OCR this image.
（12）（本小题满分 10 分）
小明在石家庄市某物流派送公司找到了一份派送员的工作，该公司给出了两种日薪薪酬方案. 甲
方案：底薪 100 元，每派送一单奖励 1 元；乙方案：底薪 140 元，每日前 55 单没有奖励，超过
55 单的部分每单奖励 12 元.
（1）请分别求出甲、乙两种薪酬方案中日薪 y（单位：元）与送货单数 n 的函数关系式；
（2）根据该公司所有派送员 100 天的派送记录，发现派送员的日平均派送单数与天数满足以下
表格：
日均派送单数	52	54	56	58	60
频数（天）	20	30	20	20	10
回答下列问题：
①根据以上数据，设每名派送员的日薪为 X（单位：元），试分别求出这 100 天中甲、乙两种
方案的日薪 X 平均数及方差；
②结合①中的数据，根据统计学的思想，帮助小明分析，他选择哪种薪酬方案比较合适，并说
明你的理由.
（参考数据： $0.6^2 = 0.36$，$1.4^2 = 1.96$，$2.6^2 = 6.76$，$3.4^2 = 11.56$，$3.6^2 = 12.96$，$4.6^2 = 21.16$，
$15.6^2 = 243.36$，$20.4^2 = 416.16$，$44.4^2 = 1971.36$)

|---|

WORK INSTRUCTIONS: Give the listing again, word for word.

WORKED SOLUTION:
OCR this image.
（12）（本小题满分 10 分）
小明在石家庄市某物流派送公司找到了一份派送员的工作，该公司给出了两种日薪薪酬方案. 甲
方案：底薪 100 元，每派送一单奖励 1 元；乙方案：底薪 140 元，每日前 55 单没有奖励，超过
55 单的部分每单奖励 12 元.
（1）请分别求出甲、乙两种薪酬方案中日薪 y（单位：元）与送货单数 n 的函数关系式；
（2）根据该公司所有派送员 100 天的派送记录，发现派送员的日平均派送单数与天数满足以下
表格：
日均派送单数	52	54	56	58	60
频数（天）	20	30	20	20	10
回答下列问题：
①根据以上数据，设每名派送员的日薪为 X（单位：元），试分别求出这 100 天中甲、乙两种
方案的日薪 X 平均数及方差；
②结合①中的数据，根据统计学的思想，帮助小明分析，他选择哪种薪酬方案比较合适，并说
明你的理由.
（参考数据： $0.6^2 = 0.36$，$1.4^2 = 1.96$，$2.6^2 = 6.76$，$3.4^2 = 11.56$，$3.6^2 = 12.96$，$4.6^2 = 21.16$，
$15.6^2 = 243.36$，$20.4^2 = 416.16$，$44.4^2 = 1971.36$)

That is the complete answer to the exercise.